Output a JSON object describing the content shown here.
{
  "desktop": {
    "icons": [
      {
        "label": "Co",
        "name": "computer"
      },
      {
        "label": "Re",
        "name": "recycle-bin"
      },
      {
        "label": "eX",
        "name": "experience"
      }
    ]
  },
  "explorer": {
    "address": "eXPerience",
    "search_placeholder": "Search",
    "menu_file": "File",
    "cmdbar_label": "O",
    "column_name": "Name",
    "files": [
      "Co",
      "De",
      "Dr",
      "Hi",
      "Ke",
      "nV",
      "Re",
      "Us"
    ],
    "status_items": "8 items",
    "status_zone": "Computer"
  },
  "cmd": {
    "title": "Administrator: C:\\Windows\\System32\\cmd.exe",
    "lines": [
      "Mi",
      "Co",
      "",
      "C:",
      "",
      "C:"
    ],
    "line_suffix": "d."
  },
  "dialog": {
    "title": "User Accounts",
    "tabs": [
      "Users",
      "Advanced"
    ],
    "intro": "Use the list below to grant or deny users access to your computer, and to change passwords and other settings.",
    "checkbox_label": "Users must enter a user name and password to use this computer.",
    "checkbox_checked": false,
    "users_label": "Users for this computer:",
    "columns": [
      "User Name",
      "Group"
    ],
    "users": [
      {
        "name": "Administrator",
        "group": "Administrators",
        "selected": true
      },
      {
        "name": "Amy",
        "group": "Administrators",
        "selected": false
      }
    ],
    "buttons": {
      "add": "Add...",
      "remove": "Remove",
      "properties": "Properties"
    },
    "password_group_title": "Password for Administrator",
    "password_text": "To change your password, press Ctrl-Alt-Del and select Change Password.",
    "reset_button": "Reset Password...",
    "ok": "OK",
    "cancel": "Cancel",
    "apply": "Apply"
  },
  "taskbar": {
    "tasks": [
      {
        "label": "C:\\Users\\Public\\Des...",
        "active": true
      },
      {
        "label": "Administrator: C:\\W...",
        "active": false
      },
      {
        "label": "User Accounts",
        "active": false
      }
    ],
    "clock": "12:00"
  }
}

######

Search the listing above for the string "change". Copy every line that contains it.

Solution to the exercise:
    "intro": "Use the list below to grant or deny users access to your computer, and to change passwords and other settings.",
    "password_text": "To change your password, press Ctrl-Alt-Del and select Change Password.",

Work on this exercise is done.